● REQUEST: Identify all lines below that hold "COFFEE" and collect them.

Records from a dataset
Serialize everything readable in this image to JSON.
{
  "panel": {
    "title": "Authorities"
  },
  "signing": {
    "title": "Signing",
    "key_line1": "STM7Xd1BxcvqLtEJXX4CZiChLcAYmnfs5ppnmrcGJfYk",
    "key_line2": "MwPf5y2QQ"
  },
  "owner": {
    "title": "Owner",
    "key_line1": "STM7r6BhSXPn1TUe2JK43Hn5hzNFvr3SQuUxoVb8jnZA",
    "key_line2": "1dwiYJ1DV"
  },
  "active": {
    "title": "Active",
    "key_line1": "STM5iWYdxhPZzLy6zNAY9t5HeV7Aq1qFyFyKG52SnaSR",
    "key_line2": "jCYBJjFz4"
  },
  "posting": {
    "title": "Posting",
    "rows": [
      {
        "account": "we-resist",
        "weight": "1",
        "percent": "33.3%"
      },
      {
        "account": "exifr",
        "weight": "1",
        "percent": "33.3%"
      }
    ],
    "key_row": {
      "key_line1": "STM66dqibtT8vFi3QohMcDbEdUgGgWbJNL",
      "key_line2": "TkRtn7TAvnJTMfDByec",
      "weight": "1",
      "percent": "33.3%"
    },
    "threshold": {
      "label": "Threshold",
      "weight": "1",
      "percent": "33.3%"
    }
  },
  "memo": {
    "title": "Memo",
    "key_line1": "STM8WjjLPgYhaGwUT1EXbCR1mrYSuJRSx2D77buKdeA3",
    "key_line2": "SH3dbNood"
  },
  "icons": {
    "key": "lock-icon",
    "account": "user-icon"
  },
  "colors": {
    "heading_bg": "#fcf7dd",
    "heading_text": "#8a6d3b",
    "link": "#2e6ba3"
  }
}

* * *

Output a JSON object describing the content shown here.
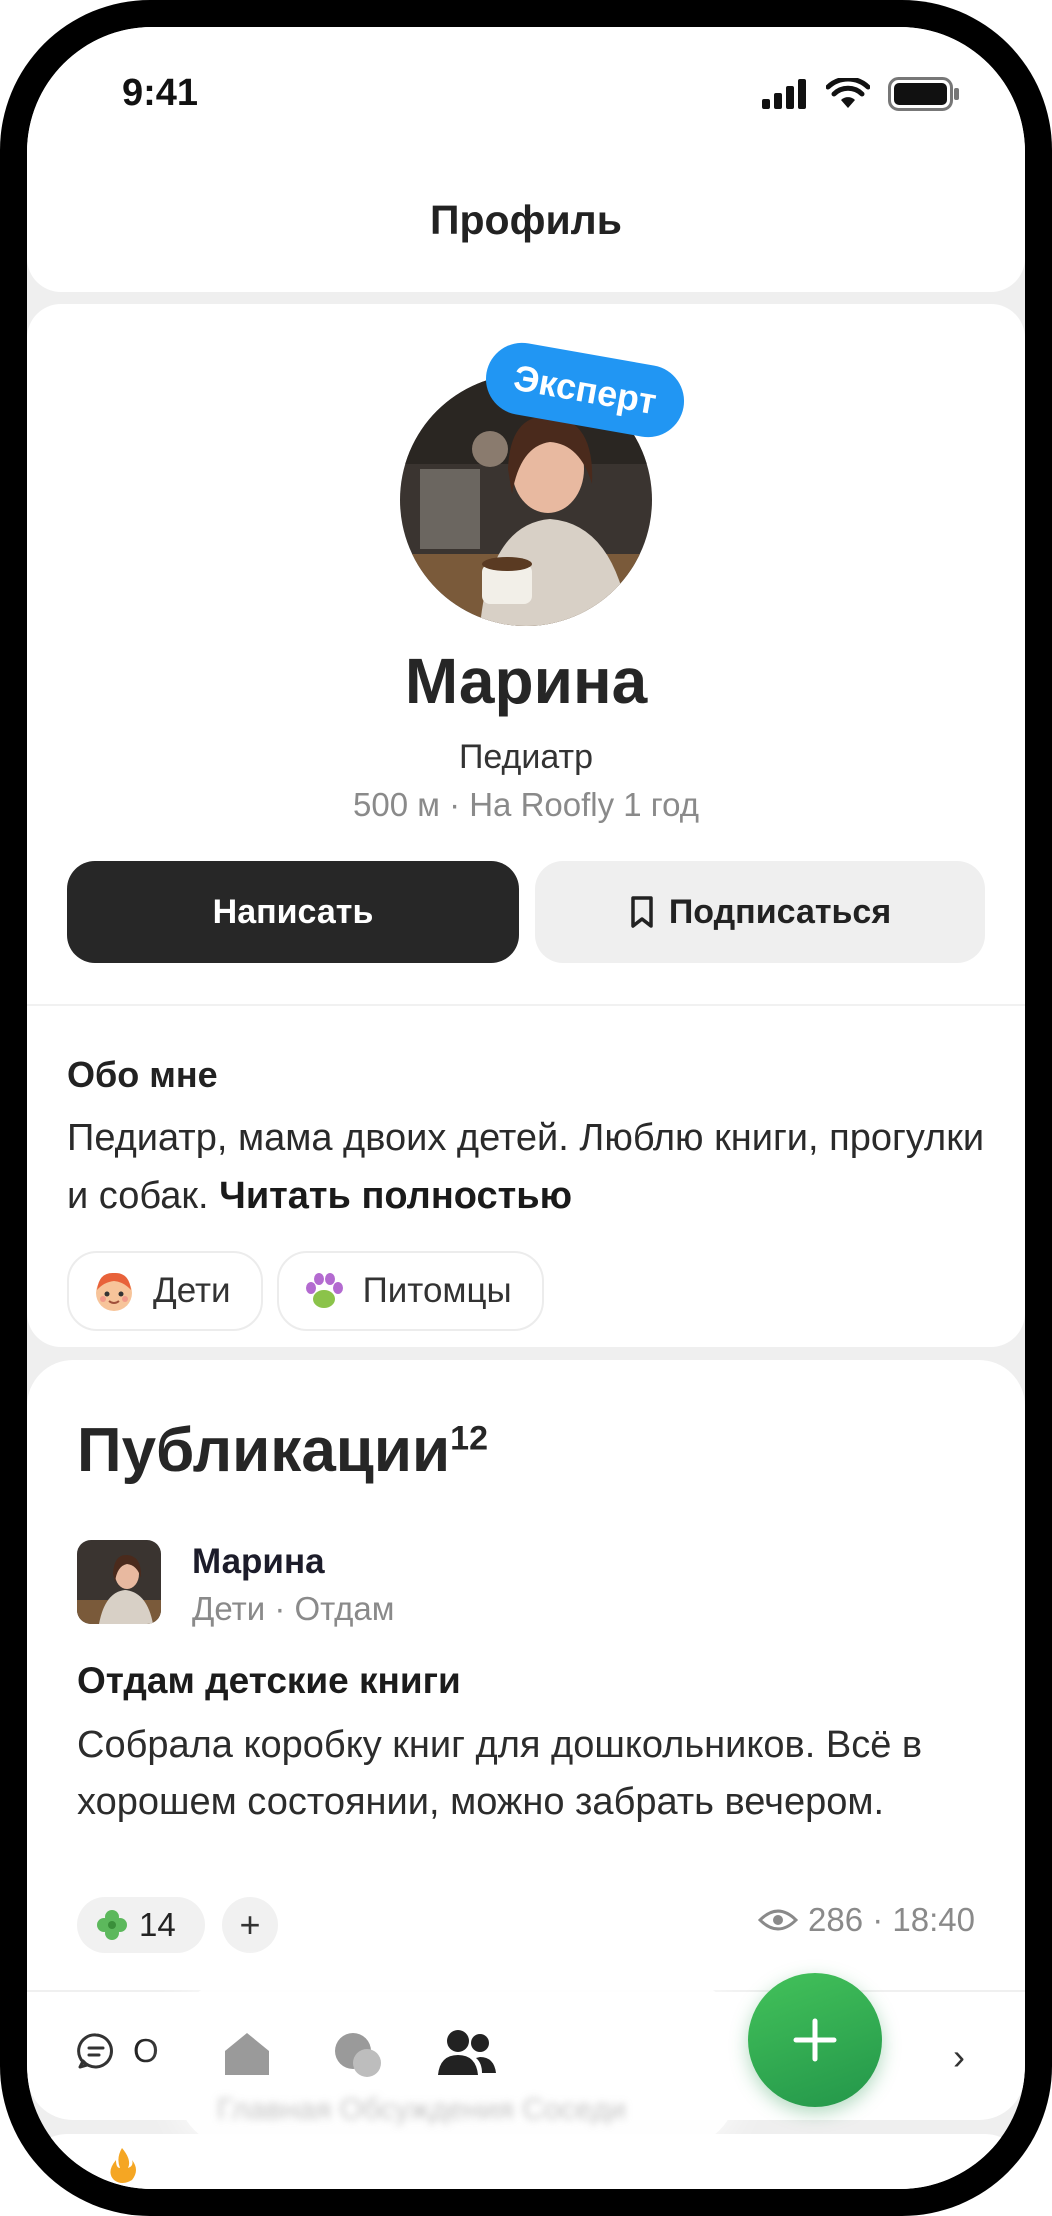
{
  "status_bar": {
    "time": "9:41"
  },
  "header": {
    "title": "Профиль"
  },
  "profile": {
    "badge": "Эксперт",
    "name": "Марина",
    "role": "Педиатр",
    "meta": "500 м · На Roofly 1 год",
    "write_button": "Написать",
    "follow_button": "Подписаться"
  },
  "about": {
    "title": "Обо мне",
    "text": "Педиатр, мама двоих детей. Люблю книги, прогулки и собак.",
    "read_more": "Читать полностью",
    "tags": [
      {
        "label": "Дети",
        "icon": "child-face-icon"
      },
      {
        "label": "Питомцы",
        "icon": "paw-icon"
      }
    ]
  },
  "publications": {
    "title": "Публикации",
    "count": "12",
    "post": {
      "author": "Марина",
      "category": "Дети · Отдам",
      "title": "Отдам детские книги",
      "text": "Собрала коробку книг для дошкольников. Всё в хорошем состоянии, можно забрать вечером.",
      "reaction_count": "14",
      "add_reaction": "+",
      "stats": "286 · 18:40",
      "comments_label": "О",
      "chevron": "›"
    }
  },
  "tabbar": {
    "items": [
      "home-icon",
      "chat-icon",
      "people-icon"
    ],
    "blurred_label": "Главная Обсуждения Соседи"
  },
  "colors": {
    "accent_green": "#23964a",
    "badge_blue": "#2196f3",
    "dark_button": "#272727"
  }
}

* * *

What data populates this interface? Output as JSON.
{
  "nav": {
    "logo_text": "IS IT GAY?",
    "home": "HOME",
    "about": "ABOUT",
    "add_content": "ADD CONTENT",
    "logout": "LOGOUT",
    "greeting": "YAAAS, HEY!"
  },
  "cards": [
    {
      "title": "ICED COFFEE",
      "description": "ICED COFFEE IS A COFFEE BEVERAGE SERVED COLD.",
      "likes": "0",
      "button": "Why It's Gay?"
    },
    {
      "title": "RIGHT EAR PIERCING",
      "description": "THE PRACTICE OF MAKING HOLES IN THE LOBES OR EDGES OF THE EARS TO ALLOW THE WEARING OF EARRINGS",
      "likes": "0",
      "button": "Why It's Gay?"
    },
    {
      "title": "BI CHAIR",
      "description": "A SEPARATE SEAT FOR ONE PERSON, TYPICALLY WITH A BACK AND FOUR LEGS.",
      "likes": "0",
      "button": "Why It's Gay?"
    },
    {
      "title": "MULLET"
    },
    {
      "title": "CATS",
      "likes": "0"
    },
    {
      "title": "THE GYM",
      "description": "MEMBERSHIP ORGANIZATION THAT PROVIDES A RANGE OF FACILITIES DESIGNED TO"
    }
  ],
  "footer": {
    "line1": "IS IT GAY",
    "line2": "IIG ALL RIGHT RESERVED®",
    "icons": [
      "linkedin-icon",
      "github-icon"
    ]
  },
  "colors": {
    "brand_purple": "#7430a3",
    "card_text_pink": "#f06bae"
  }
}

● OUTPUT OF THE EXERCISE:
      "title": "ICED COFFEE",
      "description": "ICED COFFEE IS A COFFEE BEVERAGE SERVED COLD.",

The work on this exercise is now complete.